● **Short problem**
Identify the lines that contain the string "الوزراء" and copy all of them.

---------- Dataset extract

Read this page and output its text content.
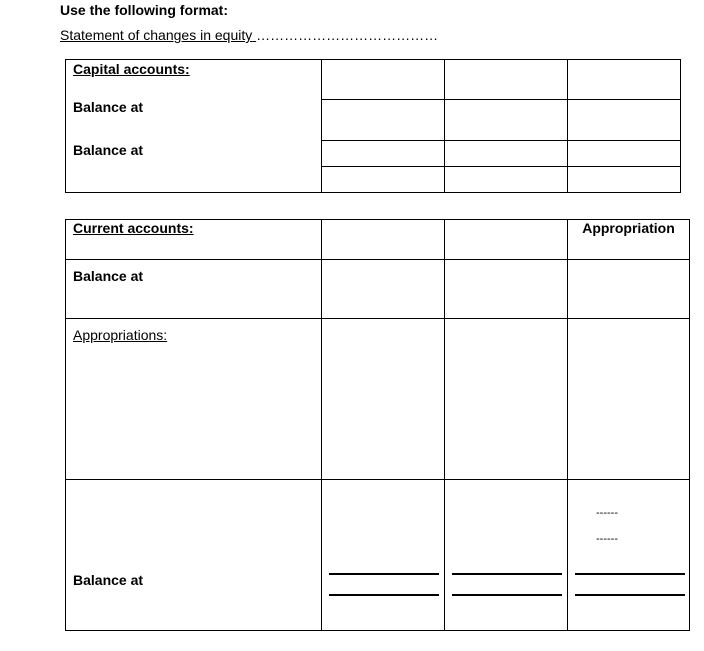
Use the following format:
Statement of changes in equity …………………………………
Capital accounts:
Balance at
Balance at
Current accounts:	Appropriation
Balance at
Appropriations:
Balance at
------
------
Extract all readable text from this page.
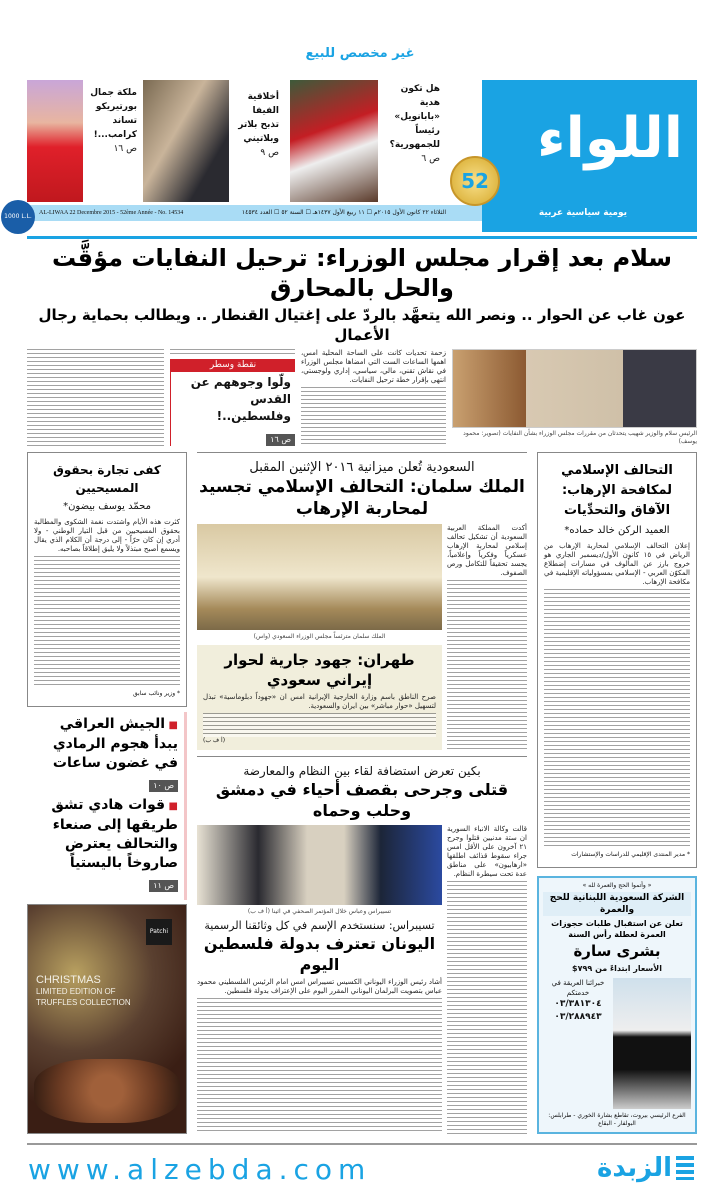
غير مخصص للبيع
اللواء
يومية سياسية عربية
الثلاثاء ٢٢ كانون الأول ٢٠١٥م ☐ ١١ ربيع الأول ١٤٣٧هـ ☐ السنة ٥٢ ☐ العدد ١٤٥٣٤
AL-LIWAA 22 Decembre 2015 - 52ème Année - No. 14534
1000 L.L.
52
هل تكون هدية «بابانويل» رئيساً للجمهورية؟
ص ٦
أخلاقية الفيفا تذبح بلاتر وبلاتيني
ص ٩
ملكة جمال بورتيريكو تساند كرامب...!
ص ١٦
سلام بعد إقرار مجلس الوزراء: ترحيل النفايات مؤقَّت والحل بالمحارق
عون غاب عن الحوار .. ونصر الله يتعهَّد بالردّ على إغتيال القنطار .. ويطالب بحماية رجال الأعمال
الرئيس سلام والوزير شهيب يتحدثان من مقررات مجلس الوزراء بشأن النفايات (تصوير: محمود يوسف)
زحمة تحديات كانت على الساحة المحلية امس، اهمها الساعات الست التي امضاها مجلس الوزراء في نقاش تقني، مالي، سياسي، إداري ولوجستي، انتهى بإقرار خطة ترحيل النفايات.
نقطة وسطر
ولّوا وجوههم عن القدس وفلسطين..!
ص ١٦
التحالف الإسلامي لمكافحة الإرهاب: الآفاق والتحدِّيات
العميد الركن خالد حماده*
إعلان التحالف الإسلامي لمحاربة الإرهاب من الرياض في ١٥ كانون الأول/ديسمبر الجاري هو خروج بارز عن المألوف في مسارات إضطلاع المكوّن العربي - الإسلامي بمسؤولياته الإقليمية في مكافحة الإرهاب.
* مدير المنتدى الإقليمي للدراسات والإستشارات
السعودية تُعلن ميزانية ٢٠١٦ الإثنين المقبل
الملك سلمان: التحالف الإسلامي تجسيد لمحاربة الإرهاب
أكدت المملكة العربية السعودية أن تشكيل تحالف إسلامي لمحاربة الإرهاب عسكرياً وفكرياً وإعلامياً، يجسد تحقيقاً للتكامل ورص الصفوف.
الملك سلمان مترئساً مجلس الوزراء السعودي (واس)
طهران: جهود جارية لحوار إيراني سعودي
صرح الناطق باسم وزارة الخارجية الإيرانية امس ان «جهوداً دبلوماسية» تبذل لتسهيل «حوار مباشر» بين ايران والسعودية.
(أ ف ب)
بكين تعرض استضافة لقاء بين النظام والمعارضة
قتلى وجرحى بقصف أحياء في دمشق وحلب وحماه
قالت وكالة الانباء السورية ان ستة مدنيين قتلوا وجرح ٢١ آخرون على الأقل امس جراء سقوط قذائف اطلقها «ارهابيون» على مناطق عدة تحت سيطرة النظام.
تسيبراس وعباس خلال المؤتمر الصحفي في اثينا (أ ف ب)
تسيبراس: سنستخدم الإسم في كل وثائقنا الرسمية
اليونان تعترف بدولة فلسطين اليوم
أشاد رئيس الوزراء اليوناني الكسيس تسيبراس امس امام الرئيس الفلسطيني محمود عباس بتصويت البرلمان اليوناني المقرر اليوم على الإعتراف بدولة فلسطين.
كفى تجارة بحقوق المسيحيين
محمّد يوسف بيضون*
كثرت هذه الأيام واشتدت نغمة الشكوى والمطالبة بحقوق المسيحيين من قبل التيار الوطني - ولا أدري إن كان حرّاً - إلى درجة أن الكلام الذي يقال ويسمع أصبح مبتذلاً ولا يليق إطلاقاً بصاحبه.
* وزير ونائب سابق
■ الجيش العراقي يبدأ هجوم الرمادي في غضون ساعات
ص ١٠
■ قوات هادي تشق طريقها إلى صنعاء والتحالف يعترض صاروخاً باليستياً
ص ١١
Patchi
CHRISTMAS
LIMITED EDITION OF
TRUFFLES COLLECTION
« وأتموا الحج والعمرة لله »
الشركة السعودية اللبنانية للحج والعمرة
تعلن عن استقبال طلبات حجوزات العمرة لعطلة رأس السنة
بشرى سارة
الأسعار ابتداءً من ٧٩٩$
خبرائنا العريقة في خدمتكم
٠٣/٣٨١٣٠٤
٠٣/٢٨٨٩٤٣
الفرع الرئيسي بيروت، تقاطع بشارة الخوري - طرابلس: البولفار - البقاع
www.alzebda.com	الزبدة
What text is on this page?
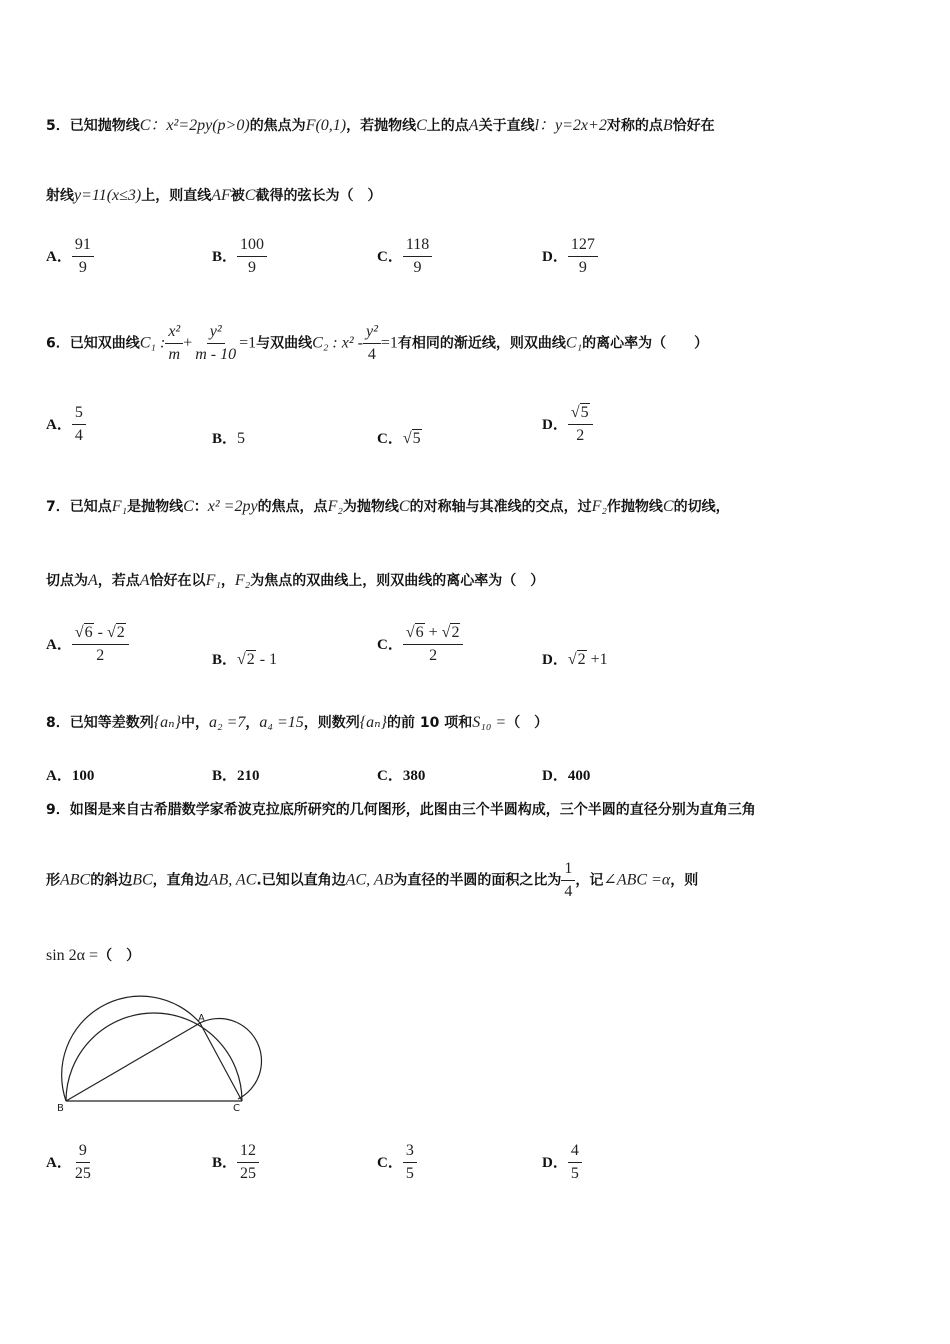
5．已知抛物线C：x²=2py(p>0)的焦点为F(0,1)，若抛物线C上的点A关于直线l：y=2x+2对称的点B恰好在
射线y=11(x≤3)上，则直线AF被C截得的弦长为（　）
A． $\frac{91}{9}$	B． $\frac{100}{9}$	C． $\frac{118}{9}$	D． $\frac{127}{9}$
6．已知双曲线C₁ : $\frac{\text{x²}}{m} + \frac{\text{y²}}{m - 10} =1$与双曲线C₂ : $x^2 - \frac{\text{y²}}{4} =1$有相同的渐近线，则双曲线C₁的离心率为（　　）
A． $\frac{5}{4}$	B．5	C．√5
D． $\frac{√5}{2}$
7．已知点F₁是抛物线C：x² =2py的焦点，点F₂为抛物线C的对称轴与其准线的交点，过F₂作抛物线C的切线，
切点为A，若点A恰好在以F₁，F₂为焦点的双曲线上，则双曲线的离心率为（　）
A． $\frac{√6 - √2}{2}$	B．√2 - 1
C． $\frac{√6 + √2}{2}$	D．√2 +1
8．已知等差数列{aₙ}中，a₂ =7，a₄ =15，则数列{aₙ}的前 10 项和S₁₀ =（　）
A．100	B．210	C．380	D．400
9．如图是来自古希腊数学家希波克拉底所研究的几何图形，此图由三个半圆构成，三个半圆的直径分别为直角三角
形ABC的斜边BC，直角边AB, AC.已知以直角边AC, AB为直径的半圆的面积之比为 $\frac{1}{4}$ ，记∠ABC =α，则
sin 2α =（　）
A
B	C
A． $\frac{9}{25}$	B． $\frac{12}{25}$	C． $\frac{3}{5}$	D． $\frac{4}{5}$
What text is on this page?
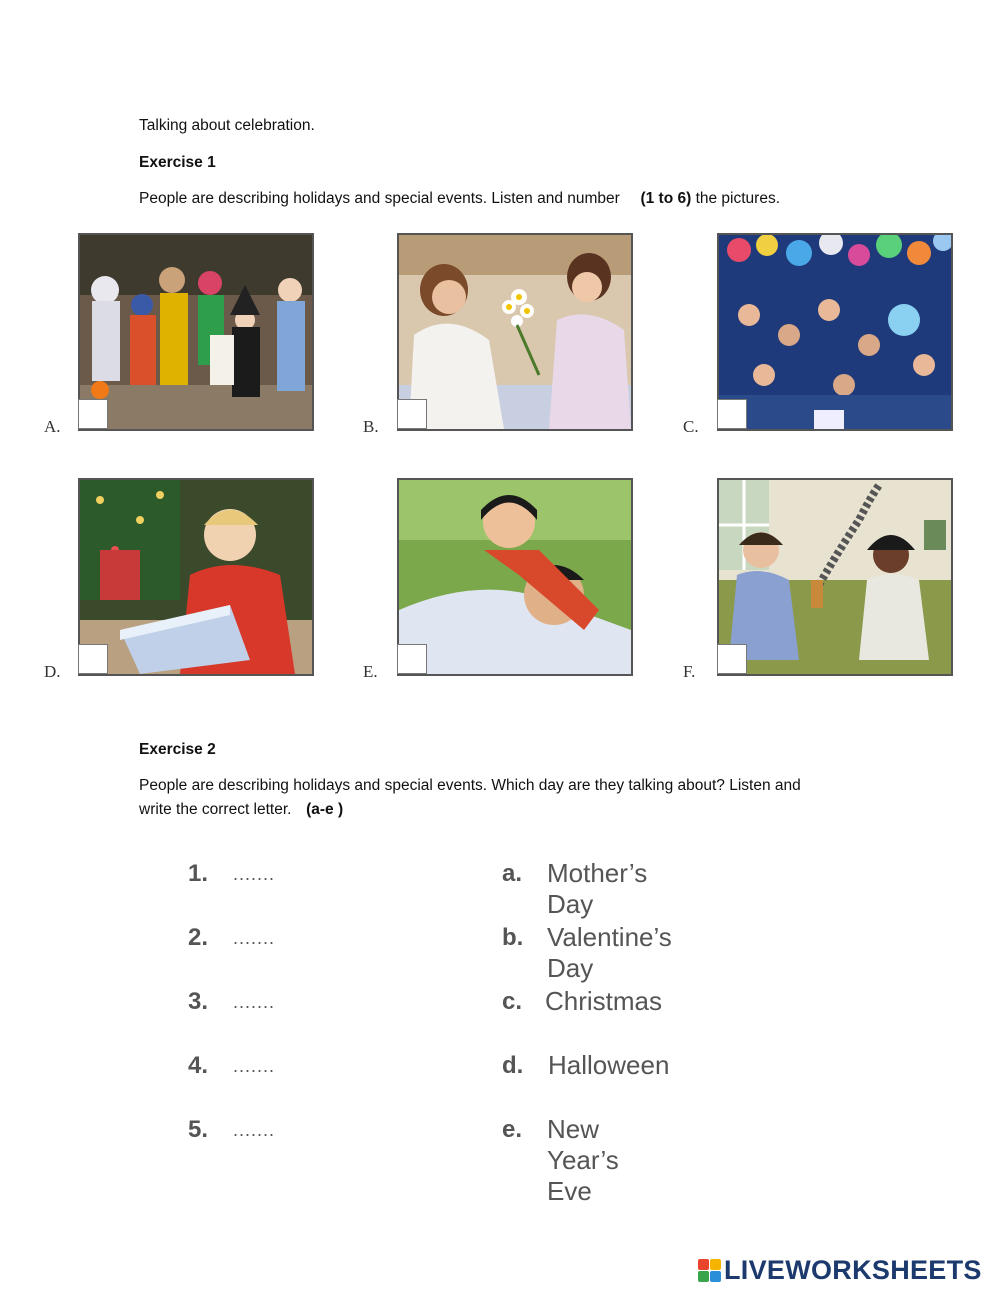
Talking about celebration.
Exercise 1
People are describing holidays and special events. Listen and number (1 to 6) the pictures.
A.	B.	C.
D.	E.	F.
Exercise 2
People are describing holidays and special events. Which day are they talking about? Listen and
write the correct letter. (a-e )
1. .......	a. Mother’s Day
2. .......	b. Valentine’s Day
3. .......	c. Christmas
4. .......	d. Halloween
5. .......	e. New Year’s Eve
LIVEWORKSHEETS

--------------------

● **Task response**
سلام بعد إقرار مجلس الوزراء: ترحيل النفايات مؤقَّت والحل بالمحارق
الرئيس سلام والوزير شهيب يتحدثان من مقررات مجلس الوزراء بشأن النفايات (تصوير: محمود يوسف)
زحمة تحديات كانت على الساحة المحلية امس، اهمها الساعات الست التي امضاها مجلس الوزراء في نقاش تقني، مالي، سياسي، إداري ولوجستي، انتهى بإقرار خطة ترحيل النفايات.
الملك سلمان مترئساً مجلس الوزراء السعودي (واس)
أشاد رئيس الوزراء اليوناني الكسيس تسيبراس امس امام الرئيس الفلسطيني محمود عباس بتصويت البرلمان اليوناني المقرر اليوم على الإعتراف بدولة فلسطين.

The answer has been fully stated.